Re: [jira] Closed: (STANBOL-89) SolrYard uses string field for natural text queries

Enrico Daga Thu, 17 Feb 2011 07:32:07 -0800

Hi

On 17 February 2011 16:28, Rupert Westenthaler <[email protected]> wrote:
> Hi
>
>> There was a discussion a few weeks ago on the list about when closing
>> issues. As I understood, fixed issues should be set to "Resolved" and
>> issues will be closed when we do a release.
> I can remember this discussion but honestly had not think about it when
> closing this issue.
>
> However after checking I noticed, that "resolved" seams to be no
> longer an option when closing an issue.
>
> The current options are
>  - fixed
>  - won't fix
>  - duplicate
>  - invalid
>  - incomplete
>  - cannot reproduce
>  - later
>  - not a problem
>
> So I suggest to use "fixed" in future
+1
>
> best
> Rupert
>
> On Thu, Feb 17, 2011 at 3:07 PM, Fabian Christ
> <[email protected]> wrote:
>> Hi,
>>
>> this issue is "closed" with resolution "Fixed".
>>
>> There was a discussion a few weeks ago on the list about when closing
>> issues. As I understood, fixed issues should be set to "Resolved" and
>> issues will be closed when we do a release.

§

§ **Required tasks**
**1)** Translate this sentence from the thread into Spanish: "As I understood, fixed issues should be set to "Resolved" and issues will be closed when we do a release."
**2)** Gather every line of the entries that contains the string "Positive", matching case exactly.
The thread and the entries have no connection to each other.

Data items:
§

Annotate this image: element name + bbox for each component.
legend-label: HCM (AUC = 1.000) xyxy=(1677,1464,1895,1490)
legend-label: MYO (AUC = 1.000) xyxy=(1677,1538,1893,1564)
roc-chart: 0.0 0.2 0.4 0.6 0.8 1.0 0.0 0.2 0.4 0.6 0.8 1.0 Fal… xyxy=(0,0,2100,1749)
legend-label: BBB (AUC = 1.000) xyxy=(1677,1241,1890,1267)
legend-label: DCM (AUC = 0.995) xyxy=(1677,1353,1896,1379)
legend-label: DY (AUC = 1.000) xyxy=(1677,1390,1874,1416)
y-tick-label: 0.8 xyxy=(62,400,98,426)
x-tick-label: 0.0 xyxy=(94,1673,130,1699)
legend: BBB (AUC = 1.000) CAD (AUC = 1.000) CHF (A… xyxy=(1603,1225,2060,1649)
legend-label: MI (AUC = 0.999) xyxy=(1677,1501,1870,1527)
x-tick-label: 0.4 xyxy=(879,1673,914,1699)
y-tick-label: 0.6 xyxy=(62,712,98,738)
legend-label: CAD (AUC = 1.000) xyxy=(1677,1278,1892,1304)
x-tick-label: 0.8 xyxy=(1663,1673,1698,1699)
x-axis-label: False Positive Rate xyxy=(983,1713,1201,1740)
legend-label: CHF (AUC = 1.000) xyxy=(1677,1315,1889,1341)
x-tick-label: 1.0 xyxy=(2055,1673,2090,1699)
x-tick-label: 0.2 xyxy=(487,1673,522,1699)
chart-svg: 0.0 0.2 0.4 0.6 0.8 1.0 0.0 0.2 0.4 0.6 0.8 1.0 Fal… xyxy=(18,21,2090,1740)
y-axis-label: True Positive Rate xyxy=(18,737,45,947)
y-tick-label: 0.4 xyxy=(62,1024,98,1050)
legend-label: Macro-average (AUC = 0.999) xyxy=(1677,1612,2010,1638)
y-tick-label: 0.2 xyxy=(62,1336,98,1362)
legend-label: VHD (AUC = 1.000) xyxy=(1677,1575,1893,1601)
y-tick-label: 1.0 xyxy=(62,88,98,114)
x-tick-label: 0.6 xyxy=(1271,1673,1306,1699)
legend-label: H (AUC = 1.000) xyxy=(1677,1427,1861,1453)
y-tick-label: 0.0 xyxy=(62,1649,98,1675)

§

§ **Set of answers**
**1)** Según entendí, las incidencias corregidas deben marcarse como "Resolved" y las incidencias se cerrarán cuando publiquemos una versión.

**2)**
x-axis-label: False Positive Rate xyxy=(983,1713,1201,1740)
y-axis-label: True Positive Rate xyxy=(18,737,45,947)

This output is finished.